* [GIVEN INSTRUCTION]:
Go through the listing and write out all of it exactly.

* [RAW DATA]:
******

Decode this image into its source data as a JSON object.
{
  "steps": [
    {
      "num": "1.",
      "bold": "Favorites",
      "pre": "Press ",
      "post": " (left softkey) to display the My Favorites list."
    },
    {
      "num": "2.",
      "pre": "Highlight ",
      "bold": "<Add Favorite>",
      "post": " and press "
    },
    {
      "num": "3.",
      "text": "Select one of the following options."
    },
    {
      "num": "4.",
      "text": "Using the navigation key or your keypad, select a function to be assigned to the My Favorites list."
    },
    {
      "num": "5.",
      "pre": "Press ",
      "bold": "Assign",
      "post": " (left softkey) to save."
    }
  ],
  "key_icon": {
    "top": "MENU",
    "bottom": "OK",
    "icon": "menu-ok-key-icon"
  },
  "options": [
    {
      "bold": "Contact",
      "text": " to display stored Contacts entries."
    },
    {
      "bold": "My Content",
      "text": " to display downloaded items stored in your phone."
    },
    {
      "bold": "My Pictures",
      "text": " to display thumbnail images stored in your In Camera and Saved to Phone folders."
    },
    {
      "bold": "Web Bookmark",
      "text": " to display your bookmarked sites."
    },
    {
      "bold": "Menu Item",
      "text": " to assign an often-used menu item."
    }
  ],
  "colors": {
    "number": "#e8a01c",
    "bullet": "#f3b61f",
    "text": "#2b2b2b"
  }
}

******

* [RESULT OF THE EXERCISE]:
Decode this image into its source data as a JSON object.
{
  "steps": [
    {
      "num": "1.",
      "bold": "Favorites",
      "pre": "Press ",
      "post": " (left softkey) to display the My Favorites list."
    },
    {
      "num": "2.",
      "pre": "Highlight ",
      "bold": "<Add Favorite>",
      "post": " and press "
    },
    {
      "num": "3.",
      "text": "Select one of the following options."
    },
    {
      "num": "4.",
      "text": "Using the navigation key or your keypad, select a function to be assigned to the My Favorites list."
    },
    {
      "num": "5.",
      "pre": "Press ",
      "bold": "Assign",
      "post": " (left softkey) to save."
    }
  ],
  "key_icon": {
    "top": "MENU",
    "bottom": "OK",
    "icon": "menu-ok-key-icon"
  },
  "options": [
    {
      "bold": "Contact",
      "text": " to display stored Contacts entries."
    },
    {
      "bold": "My Content",
      "text": " to display downloaded items stored in your phone."
    },
    {
      "bold": "My Pictures",
      "text": " to display thumbnail images stored in your In Camera and Saved to Phone folders."
    },
    {
      "bold": "Web Bookmark",
      "text": " to display your bookmarked sites."
    },
    {
      "bold": "Menu Item",
      "text": " to assign an often-used menu item."
    }
  ],
  "colors": {
    "number": "#e8a01c",
    "bullet": "#f3b61f",
    "text": "#2b2b2b"
  }
}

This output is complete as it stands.